▶ Exercise prompt:
Output the full listing word for word.
-- Start of Data records --
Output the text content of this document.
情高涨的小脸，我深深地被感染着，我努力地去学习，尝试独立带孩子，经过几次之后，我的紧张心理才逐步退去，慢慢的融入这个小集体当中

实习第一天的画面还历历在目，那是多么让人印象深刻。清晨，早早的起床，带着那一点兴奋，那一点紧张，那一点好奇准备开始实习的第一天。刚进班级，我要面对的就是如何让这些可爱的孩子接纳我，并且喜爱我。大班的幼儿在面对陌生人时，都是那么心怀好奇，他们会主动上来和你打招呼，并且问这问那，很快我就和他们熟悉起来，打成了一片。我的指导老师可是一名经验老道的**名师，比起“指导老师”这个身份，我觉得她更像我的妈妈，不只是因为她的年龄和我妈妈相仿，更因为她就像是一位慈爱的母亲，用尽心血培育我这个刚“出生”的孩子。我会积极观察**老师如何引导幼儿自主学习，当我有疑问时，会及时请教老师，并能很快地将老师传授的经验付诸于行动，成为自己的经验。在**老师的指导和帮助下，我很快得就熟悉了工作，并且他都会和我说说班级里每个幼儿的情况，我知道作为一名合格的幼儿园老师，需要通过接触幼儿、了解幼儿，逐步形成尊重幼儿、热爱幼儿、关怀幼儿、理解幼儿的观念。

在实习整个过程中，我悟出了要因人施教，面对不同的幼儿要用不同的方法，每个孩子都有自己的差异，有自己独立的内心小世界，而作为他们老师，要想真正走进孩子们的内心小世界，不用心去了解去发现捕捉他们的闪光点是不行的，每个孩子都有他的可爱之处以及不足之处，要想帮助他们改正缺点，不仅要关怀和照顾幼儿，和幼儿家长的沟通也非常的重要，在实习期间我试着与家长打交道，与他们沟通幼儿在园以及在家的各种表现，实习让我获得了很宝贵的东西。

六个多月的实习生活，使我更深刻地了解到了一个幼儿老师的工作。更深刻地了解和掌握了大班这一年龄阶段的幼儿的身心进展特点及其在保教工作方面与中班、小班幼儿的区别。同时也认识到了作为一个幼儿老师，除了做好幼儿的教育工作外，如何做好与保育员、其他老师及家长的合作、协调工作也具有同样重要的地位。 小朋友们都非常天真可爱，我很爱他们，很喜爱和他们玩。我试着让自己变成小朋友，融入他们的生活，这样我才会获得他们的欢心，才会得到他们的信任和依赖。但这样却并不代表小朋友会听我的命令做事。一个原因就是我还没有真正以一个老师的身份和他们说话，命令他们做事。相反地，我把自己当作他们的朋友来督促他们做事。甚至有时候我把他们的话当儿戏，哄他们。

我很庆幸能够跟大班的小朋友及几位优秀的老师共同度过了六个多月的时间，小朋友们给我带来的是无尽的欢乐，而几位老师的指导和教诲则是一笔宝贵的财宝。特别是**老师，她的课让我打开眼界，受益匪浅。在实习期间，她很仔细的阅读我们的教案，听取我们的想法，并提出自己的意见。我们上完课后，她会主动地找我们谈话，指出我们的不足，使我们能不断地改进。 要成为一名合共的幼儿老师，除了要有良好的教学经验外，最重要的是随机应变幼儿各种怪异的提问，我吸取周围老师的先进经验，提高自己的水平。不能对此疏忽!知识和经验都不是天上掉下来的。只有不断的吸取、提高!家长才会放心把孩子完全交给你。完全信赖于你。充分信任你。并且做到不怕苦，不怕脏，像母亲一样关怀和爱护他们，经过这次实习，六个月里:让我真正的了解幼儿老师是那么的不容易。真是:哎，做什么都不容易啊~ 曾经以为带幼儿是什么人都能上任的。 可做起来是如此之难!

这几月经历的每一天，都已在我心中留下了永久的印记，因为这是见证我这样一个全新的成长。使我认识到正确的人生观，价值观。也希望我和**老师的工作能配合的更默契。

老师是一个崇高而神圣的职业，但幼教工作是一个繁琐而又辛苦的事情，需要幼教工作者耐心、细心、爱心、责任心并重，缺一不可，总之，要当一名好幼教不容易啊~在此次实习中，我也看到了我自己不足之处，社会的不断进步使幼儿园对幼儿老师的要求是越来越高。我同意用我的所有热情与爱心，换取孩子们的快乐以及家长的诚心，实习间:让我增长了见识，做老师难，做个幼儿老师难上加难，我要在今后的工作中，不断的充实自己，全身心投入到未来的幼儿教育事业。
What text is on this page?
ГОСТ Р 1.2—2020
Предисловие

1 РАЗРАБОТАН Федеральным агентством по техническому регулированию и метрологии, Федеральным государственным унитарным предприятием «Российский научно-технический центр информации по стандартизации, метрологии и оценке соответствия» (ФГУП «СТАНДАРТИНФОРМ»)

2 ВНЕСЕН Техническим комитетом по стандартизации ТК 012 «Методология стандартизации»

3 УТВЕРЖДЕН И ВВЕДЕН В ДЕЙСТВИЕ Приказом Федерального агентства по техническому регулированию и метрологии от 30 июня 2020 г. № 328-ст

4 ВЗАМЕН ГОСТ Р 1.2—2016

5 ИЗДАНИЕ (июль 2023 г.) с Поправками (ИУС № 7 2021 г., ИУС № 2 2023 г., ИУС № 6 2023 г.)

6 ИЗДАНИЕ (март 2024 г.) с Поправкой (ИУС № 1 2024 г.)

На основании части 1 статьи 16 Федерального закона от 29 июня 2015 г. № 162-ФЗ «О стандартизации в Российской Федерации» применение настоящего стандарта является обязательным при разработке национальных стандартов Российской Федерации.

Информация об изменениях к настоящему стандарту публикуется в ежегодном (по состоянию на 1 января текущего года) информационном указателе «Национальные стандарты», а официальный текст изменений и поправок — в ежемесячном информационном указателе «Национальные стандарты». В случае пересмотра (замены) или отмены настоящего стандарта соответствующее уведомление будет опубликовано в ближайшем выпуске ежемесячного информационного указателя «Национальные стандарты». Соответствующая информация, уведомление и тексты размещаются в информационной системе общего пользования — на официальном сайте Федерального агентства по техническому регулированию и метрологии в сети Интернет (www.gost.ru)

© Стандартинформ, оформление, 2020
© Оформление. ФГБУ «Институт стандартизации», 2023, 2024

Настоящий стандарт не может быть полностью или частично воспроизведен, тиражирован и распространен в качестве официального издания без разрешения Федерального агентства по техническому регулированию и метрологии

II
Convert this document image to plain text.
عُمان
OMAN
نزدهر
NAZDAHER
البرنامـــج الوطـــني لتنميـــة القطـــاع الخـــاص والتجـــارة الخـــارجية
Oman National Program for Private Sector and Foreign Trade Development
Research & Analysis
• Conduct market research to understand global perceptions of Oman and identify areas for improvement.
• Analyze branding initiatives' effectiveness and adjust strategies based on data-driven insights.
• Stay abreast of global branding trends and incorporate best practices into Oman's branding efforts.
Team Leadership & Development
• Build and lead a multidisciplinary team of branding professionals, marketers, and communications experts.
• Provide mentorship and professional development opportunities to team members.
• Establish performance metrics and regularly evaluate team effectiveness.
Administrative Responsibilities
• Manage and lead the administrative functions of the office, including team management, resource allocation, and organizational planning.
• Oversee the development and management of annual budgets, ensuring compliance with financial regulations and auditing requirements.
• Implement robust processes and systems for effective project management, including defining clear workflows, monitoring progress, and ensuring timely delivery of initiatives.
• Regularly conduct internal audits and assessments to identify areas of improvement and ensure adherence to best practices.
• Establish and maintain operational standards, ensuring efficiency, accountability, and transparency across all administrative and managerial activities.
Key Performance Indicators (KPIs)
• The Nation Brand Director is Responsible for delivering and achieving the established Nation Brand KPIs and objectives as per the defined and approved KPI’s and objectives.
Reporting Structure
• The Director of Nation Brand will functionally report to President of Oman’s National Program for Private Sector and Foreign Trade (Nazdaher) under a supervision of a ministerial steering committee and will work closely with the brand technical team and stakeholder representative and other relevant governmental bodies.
-- End of Data records --
▶ Reply to the task:
Output the text content of this document.
情高涨的小脸，我深深地被感染着，我努力地去学习，尝试独立带孩子，经过几次之后，我的紧张心理才逐步退去，慢慢的融入这个小集体当中

实习第一天的画面还历历在目，那是多么让人印象深刻。清晨，早早的起床，带着那一点兴奋，那一点紧张，那一点好奇准备开始实习的第一天。刚进班级，我要面对的就是如何让这些可爱的孩子接纳我，并且喜爱我。大班的幼儿在面对陌生人时，都是那么心怀好奇，他们会主动上来和你打招呼，并且问这问那，很快我就和他们熟悉起来，打成了一片。我的指导老师可是一名经验老道的**名师，比起“指导老师”这个身份，我觉得她更像我的妈妈，不只是因为她的年龄和我妈妈相仿，更因为她就像是一位慈爱的母亲，用尽心血培育我这个刚“出生”的孩子。我会积极观察**老师如何引导幼儿自主学习，当我有疑问时，会及时请教老师，并能很快地将老师传授的经验付诸于行动，成为自己的经验。在**老师的指导和帮助下，我很快得就熟悉了工作，并且他都会和我说说班级里每个幼儿的情况，我知道作为一名合格的幼儿园老师，需要通过接触幼儿、了解幼儿，逐步形成尊重幼儿、热爱幼儿、关怀幼儿、理解幼儿的观念。

在实习整个过程中，我悟出了要因人施教，面对不同的幼儿要用不同的方法，每个孩子都有自己的差异，有自己独立的内心小世界，而作为他们老师，要想真正走进孩子们的内心小世界，不用心去了解去发现捕捉他们的闪光点是不行的，每个孩子都有他的可爱之处以及不足之处，要想帮助他们改正缺点，不仅要关怀和照顾幼儿，和幼儿家长的沟通也非常的重要，在实习期间我试着与家长打交道，与他们沟通幼儿在园以及在家的各种表现，实习让我获得了很宝贵的东西。

六个多月的实习生活，使我更深刻地了解到了一个幼儿老师的工作。更深刻地了解和掌握了大班这一年龄阶段的幼儿的身心进展特点及其在保教工作方面与中班、小班幼儿的区别。同时也认识到了作为一个幼儿老师，除了做好幼儿的教育工作外，如何做好与保育员、其他老师及家长的合作、协调工作也具有同样重要的地位。 小朋友们都非常天真可爱，我很爱他们，很喜爱和他们玩。我试着让自己变成小朋友，融入他们的生活，这样我才会获得他们的欢心，才会得到他们的信任和依赖。但这样却并不代表小朋友会听我的命令做事。一个原因就是我还没有真正以一个老师的身份和他们说话，命令他们做事。相反地，我把自己当作他们的朋友来督促他们做事。甚至有时候我把他们的话当儿戏，哄他们。

我很庆幸能够跟大班的小朋友及几位优秀的老师共同度过了六个多月的时间，小朋友们给我带来的是无尽的欢乐，而几位老师的指导和教诲则是一笔宝贵的财宝。特别是**老师，她的课让我打开眼界，受益匪浅。在实习期间，她很仔细的阅读我们的教案，听取我们的想法，并提出自己的意见。我们上完课后，她会主动地找我们谈话，指出我们的不足，使我们能不断地改进。 要成为一名合共的幼儿老师，除了要有良好的教学经验外，最重要的是随机应变幼儿各种怪异的提问，我吸取周围老师的先进经验，提高自己的水平。不能对此疏忽!知识和经验都不是天上掉下来的。只有不断的吸取、提高!家长才会放心把孩子完全交给你。完全信赖于你。充分信任你。并且做到不怕苦，不怕脏，像母亲一样关怀和爱护他们，经过这次实习，六个月里:让我真正的了解幼儿老师是那么的不容易。真是:哎，做什么都不容易啊~ 曾经以为带幼儿是什么人都能上任的。 可做起来是如此之难!

这几月经历的每一天，都已在我心中留下了永久的印记，因为这是见证我这样一个全新的成长。使我认识到正确的人生观，价值观。也希望我和**老师的工作能配合的更默契。

老师是一个崇高而神圣的职业，但幼教工作是一个繁琐而又辛苦的事情，需要幼教工作者耐心、细心、爱心、责任心并重，缺一不可，总之，要当一名好幼教不容易啊~在此次实习中，我也看到了我自己不足之处，社会的不断进步使幼儿园对幼儿老师的要求是越来越高。我同意用我的所有热情与爱心，换取孩子们的快乐以及家长的诚心，实习间:让我增长了见识，做老师难，做个幼儿老师难上加难，我要在今后的工作中，不断的充实自己，全身心投入到未来的幼儿教育事业。
What text is on this page?
ГОСТ Р 1.2—2020
Предисловие

1 РАЗРАБОТАН Федеральным агентством по техническому регулированию и метрологии, Федеральным государственным унитарным предприятием «Российский научно-технический центр информации по стандартизации, метрологии и оценке соответствия» (ФГУП «СТАНДАРТИНФОРМ»)

2 ВНЕСЕН Техническим комитетом по стандартизации ТК 012 «Методология стандартизации»

3 УТВЕРЖДЕН И ВВЕДЕН В ДЕЙСТВИЕ Приказом Федерального агентства по техническому регулированию и метрологии от 30 июня 2020 г. № 328-ст

4 ВЗАМЕН ГОСТ Р 1.2—2016

5 ИЗДАНИЕ (июль 2023 г.) с Поправками (ИУС № 7 2021 г., ИУС № 2 2023 г., ИУС № 6 2023 г.)

6 ИЗДАНИЕ (март 2024 г.) с Поправкой (ИУС № 1 2024 г.)

На основании части 1 статьи 16 Федерального закона от 29 июня 2015 г. № 162-ФЗ «О стандартизации в Российской Федерации» применение настоящего стандарта является обязательным при разработке национальных стандартов Российской Федерации.

Информация об изменениях к настоящему стандарту публикуется в ежегодном (по состоянию на 1 января текущего года) информационном указателе «Национальные стандарты», а официальный текст изменений и поправок — в ежемесячном информационном указателе «Национальные стандарты». В случае пересмотра (замены) или отмены настоящего стандарта соответствующее уведомление будет опубликовано в ближайшем выпуске ежемесячного информационного указателя «Национальные стандарты». Соответствующая информация, уведомление и тексты размещаются в информационной системе общего пользования — на официальном сайте Федерального агентства по техническому регулированию и метрологии в сети Интернет (www.gost.ru)

© Стандартинформ, оформление, 2020
© Оформление. ФГБУ «Институт стандартизации», 2023, 2024

Настоящий стандарт не может быть полностью или частично воспроизведен, тиражирован и распространен в качестве официального издания без разрешения Федерального агентства по техническому регулированию и метрологии

II
Convert this document image to plain text.
عُمان
OMAN
نزدهر
NAZDAHER
البرنامـــج الوطـــني لتنميـــة القطـــاع الخـــاص والتجـــارة الخـــارجية
Oman National Program for Private Sector and Foreign Trade Development
Research & Analysis
• Conduct market research to understand global perceptions of Oman and identify areas for improvement.
• Analyze branding initiatives' effectiveness and adjust strategies based on data-driven insights.
• Stay abreast of global branding trends and incorporate best practices into Oman's branding efforts.
Team Leadership & Development
• Build and lead a multidisciplinary team of branding professionals, marketers, and communications experts.
• Provide mentorship and professional development opportunities to team members.
• Establish performance metrics and regularly evaluate team effectiveness.
Administrative Responsibilities
• Manage and lead the administrative functions of the office, including team management, resource allocation, and organizational planning.
• Oversee the development and management of annual budgets, ensuring compliance with financial regulations and auditing requirements.
• Implement robust processes and systems for effective project management, including defining clear workflows, monitoring progress, and ensuring timely delivery of initiatives.
• Regularly conduct internal audits and assessments to identify areas of improvement and ensure adherence to best practices.
• Establish and maintain operational standards, ensuring efficiency, accountability, and transparency across all administrative and managerial activities.
Key Performance Indicators (KPIs)
• The Nation Brand Director is Responsible for delivering and achieving the established Nation Brand KPIs and objectives as per the defined and approved KPI’s and objectives.
Reporting Structure
• The Director of Nation Brand will functionally report to President of Oman’s National Program for Private Sector and Foreign Trade (Nazdaher) under a supervision of a ministerial steering committee and will work closely with the brand technical team and stakeholder representative and other relevant governmental bodies.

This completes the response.